(EXERCISE) Skip the pictures and extract all of the lines exactly as written.

[start of DATA SUPPLIED]

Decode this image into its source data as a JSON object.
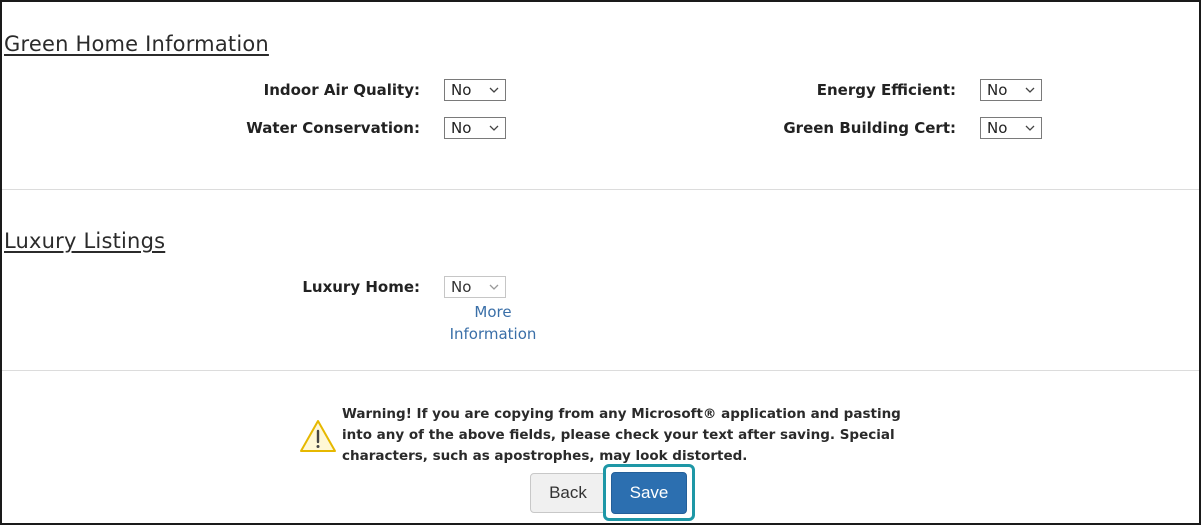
{
  "green": {
    "title": "Green Home Information",
    "fields": {
      "indoor_air": {
        "label": "Indoor Air Quality:",
        "value": "No"
      },
      "water": {
        "label": "Water Conservation:",
        "value": "No"
      },
      "energy": {
        "label": "Energy Efficient:",
        "value": "No"
      },
      "cert": {
        "label": "Green Building Cert:",
        "value": "No"
      }
    }
  },
  "luxury": {
    "title": "Luxury Listings",
    "home": {
      "label": "Luxury Home:",
      "value": "No"
    },
    "more_info": "More Information"
  },
  "warning": {
    "text": "Warning! If you are copying from any Microsoft® application and pasting into any of the above fields, please check your text after saving. Special characters, such as apostrophes, may look distorted."
  },
  "buttons": {
    "back": "Back",
    "save": "Save"
  },
  "colors": {
    "link": "#3a6fa8",
    "save_bg": "#2c6fb0",
    "focus_ring": "#1e97a6",
    "warning": "#e6b800"
  }
}
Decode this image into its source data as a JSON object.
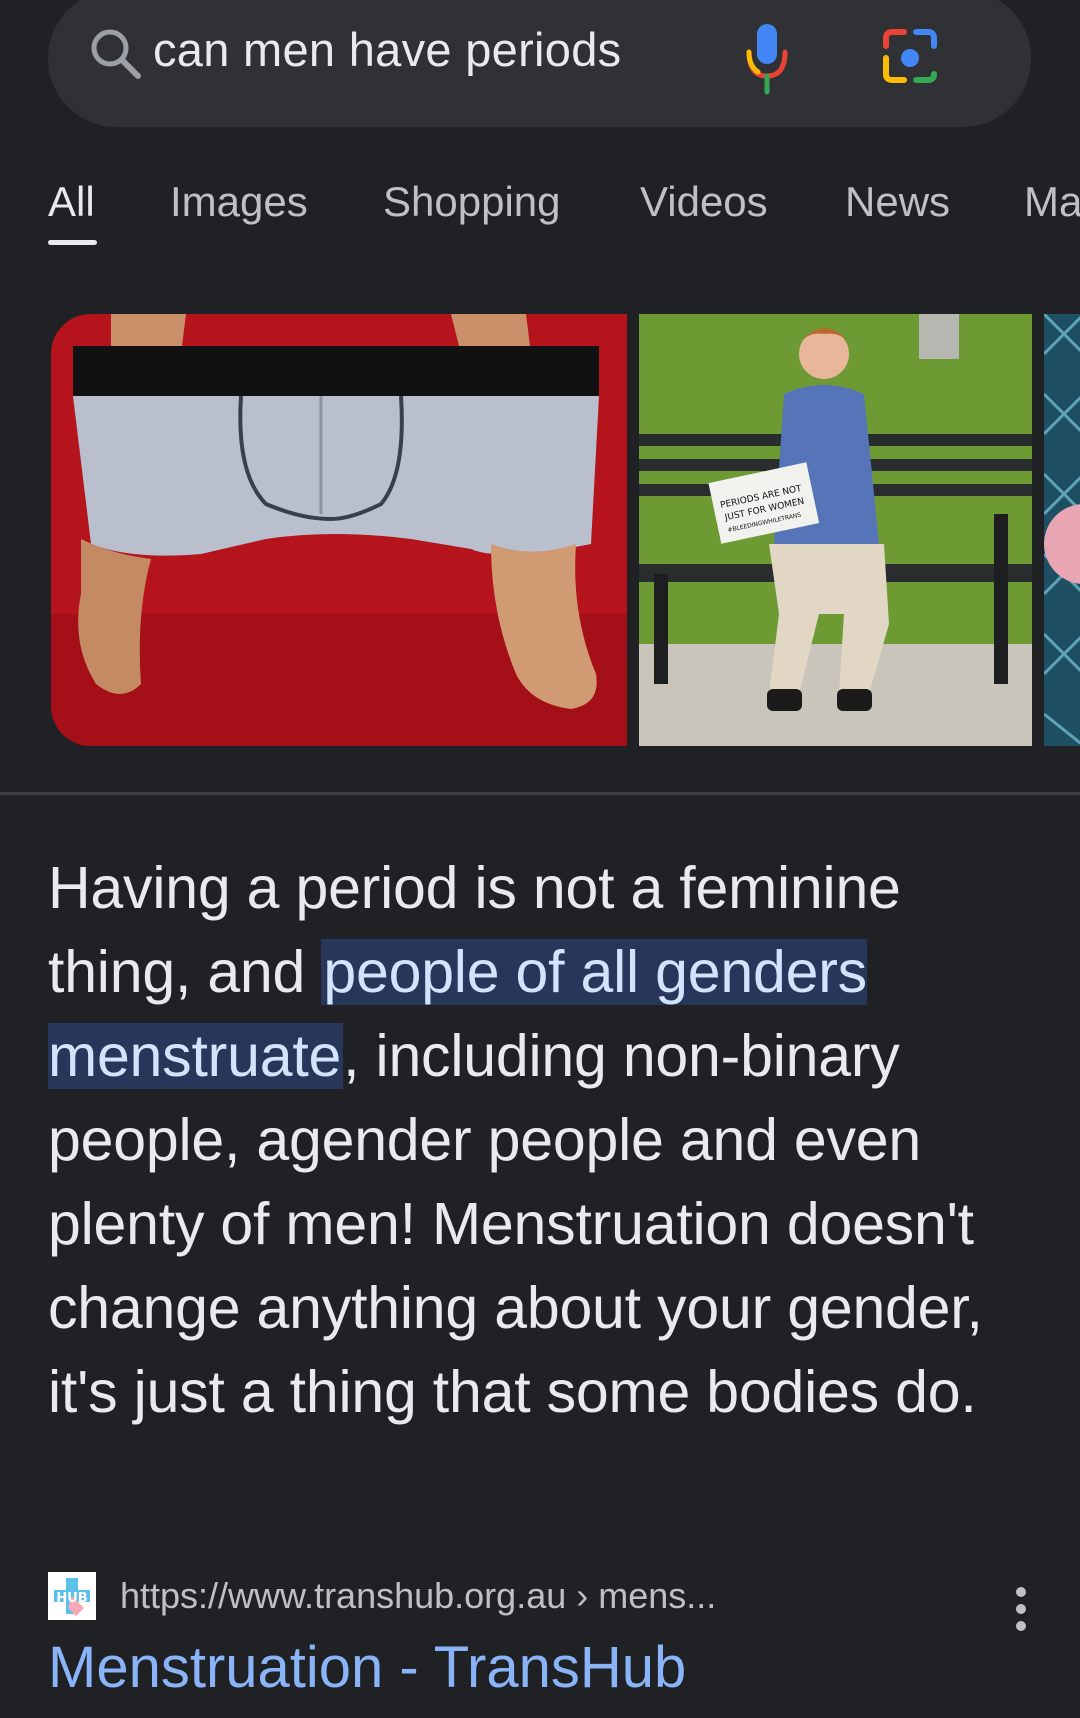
{
  "search": {
    "query": "can men have periods"
  },
  "tabs": [
    {
      "label": "All",
      "active": true
    },
    {
      "label": "Images"
    },
    {
      "label": "Shopping"
    },
    {
      "label": "Videos"
    },
    {
      "label": "News"
    },
    {
      "label": "Ma"
    }
  ],
  "images": {
    "second_image_sign": [
      "PERIODS ARE NOT",
      "JUST FOR WOMEN",
      "#BLEEDINGWHILETRANS"
    ]
  },
  "snippet": {
    "before_highlight": "Having a period is not a feminine thing, and ",
    "highlight": "people of all genders menstruate",
    "after_highlight": ", including non-binary people, agender people and even plenty of men! Menstruation doesn't change anything about your gender, it's just a thing that some bodies do."
  },
  "source": {
    "favicon_text": "HUB",
    "url": "https://www.transhub.org.au › mens...",
    "title": "Menstruation - TransHub"
  },
  "colors": {
    "background": "#1f2125",
    "search_bar": "#303134",
    "link": "#8ab4f8",
    "highlight": "#28365a"
  }
}
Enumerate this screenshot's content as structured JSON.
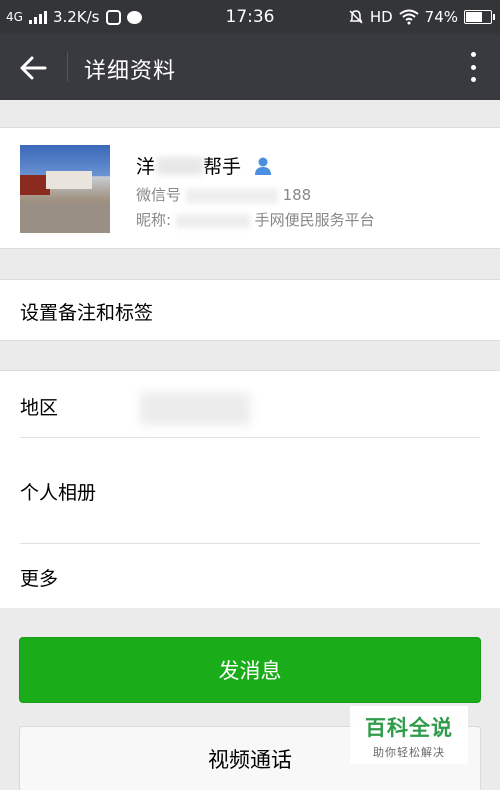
{
  "status_bar": {
    "network": "4G",
    "speed": "3.2K/s",
    "time": "17:36",
    "hd": "HD",
    "battery": "74%",
    "battery_level": 0.74
  },
  "nav": {
    "title": "详细资料"
  },
  "profile": {
    "name_visible_start": "洋",
    "name_visible_end": "帮手",
    "wechat_id_prefix": "微信号",
    "wechat_id_suffix": "188",
    "nickname_prefix": "昵称:",
    "nickname_suffix": "手网便民服务平台"
  },
  "rows": {
    "remark_label": "设置备注和标签",
    "region_label": "地区",
    "album_label": "个人相册",
    "more_label": "更多"
  },
  "buttons": {
    "send_message": "发消息",
    "video_call": "视频通话"
  },
  "watermark": {
    "main": "百科全说",
    "sub": "助你轻松解决"
  },
  "colors": {
    "primary_green": "#1aad19",
    "nav_bg": "#393a3f",
    "verified_blue": "#4a8fe0"
  }
}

[end of DATA SUPPLIED]

(EXERCISE RESULT)
Decode this image into its source data as a JSON object.
{
  "green": {
    "title": "Green Home Information",
    "fields": {
      "indoor_air": {
        "label": "Indoor Air Quality:",
        "value": "No"
      },
      "water": {
        "label": "Water Conservation:",
        "value": "No"
      },
      "energy": {
        "label": "Energy Efficient:",
        "value": "No"
      },
      "cert": {
        "label": "Green Building Cert:",
        "value": "No"
      }
    }
  },
  "luxury": {
    "title": "Luxury Listings",
    "home": {
      "label": "Luxury Home:",
      "value": "No"
    },
    "more_info": "More Information"
  },
  "warning": {
    "text": "Warning! If you are copying from any Microsoft® application and pasting into any of the above fields, please check your text after saving. Special characters, such as apostrophes, may look distorted."
  },
  "buttons": {
    "back": "Back",
    "save": "Save"
  },
  "colors": {
    "link": "#3a6fa8",
    "save_bg": "#2c6fb0",
    "focus_ring": "#1e97a6",
    "warning": "#e6b800"
  }
}
Decode this image into its source data as a JSON object.
{
  "search": {
    "query": "can men have periods"
  },
  "tabs": [
    {
      "label": "All",
      "active": true
    },
    {
      "label": "Images"
    },
    {
      "label": "Shopping"
    },
    {
      "label": "Videos"
    },
    {
      "label": "News"
    },
    {
      "label": "Ma"
    }
  ],
  "images": {
    "second_image_sign": [
      "PERIODS ARE NOT",
      "JUST FOR WOMEN",
      "#BLEEDINGWHILETRANS"
    ]
  },
  "snippet": {
    "before_highlight": "Having a period is not a feminine thing, and ",
    "highlight": "people of all genders menstruate",
    "after_highlight": ", including non-binary people, agender people and even plenty of men! Menstruation doesn't change anything about your gender, it's just a thing that some bodies do."
  },
  "source": {
    "favicon_text": "HUB",
    "url": "https://www.transhub.org.au › mens...",
    "title": "Menstruation - TransHub"
  },
  "colors": {
    "background": "#1f2125",
    "search_bar": "#303134",
    "link": "#8ab4f8",
    "highlight": "#28365a"
  }
}
Enumerate this screenshot's content as structured JSON.
{
  "status_bar": {
    "network": "4G",
    "speed": "3.2K/s",
    "time": "17:36",
    "hd": "HD",
    "battery": "74%",
    "battery_level": 0.74
  },
  "nav": {
    "title": "详细资料"
  },
  "profile": {
    "name_visible_start": "洋",
    "name_visible_end": "帮手",
    "wechat_id_prefix": "微信号",
    "wechat_id_suffix": "188",
    "nickname_prefix": "昵称:",
    "nickname_suffix": "手网便民服务平台"
  },
  "rows": {
    "remark_label": "设置备注和标签",
    "region_label": "地区",
    "album_label": "个人相册",
    "more_label": "更多"
  },
  "buttons": {
    "send_message": "发消息",
    "video_call": "视频通话"
  },
  "watermark": {
    "main": "百科全说",
    "sub": "助你轻松解决"
  },
  "colors": {
    "primary_green": "#1aad19",
    "nav_bg": "#393a3f",
    "verified_blue": "#4a8fe0"
  }
}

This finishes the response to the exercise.